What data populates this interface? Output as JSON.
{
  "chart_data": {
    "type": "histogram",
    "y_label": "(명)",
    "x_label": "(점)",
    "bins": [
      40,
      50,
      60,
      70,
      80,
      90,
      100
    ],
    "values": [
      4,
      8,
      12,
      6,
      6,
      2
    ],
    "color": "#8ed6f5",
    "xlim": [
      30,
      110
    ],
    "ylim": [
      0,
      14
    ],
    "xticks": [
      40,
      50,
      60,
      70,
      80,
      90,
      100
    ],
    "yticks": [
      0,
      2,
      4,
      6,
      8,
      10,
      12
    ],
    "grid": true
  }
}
▬▬▬▬▬▬
Stated task » Output each entry precisely as given.

Result »
What data populates this interface? Output as JSON.
{
  "chart_data": {
    "type": "histogram",
    "y_label": "(명)",
    "x_label": "(점)",
    "bins": [
      40,
      50,
      60,
      70,
      80,
      90,
      100
    ],
    "values": [
      4,
      8,
      12,
      6,
      6,
      2
    ],
    "color": "#8ed6f5",
    "xlim": [
      30,
      110
    ],
    "ylim": [
      0,
      14
    ],
    "xticks": [
      40,
      50,
      60,
      70,
      80,
      90,
      100
    ],
    "yticks": [
      0,
      2,
      4,
      6,
      8,
      10,
      12
    ],
    "grid": true
  }
}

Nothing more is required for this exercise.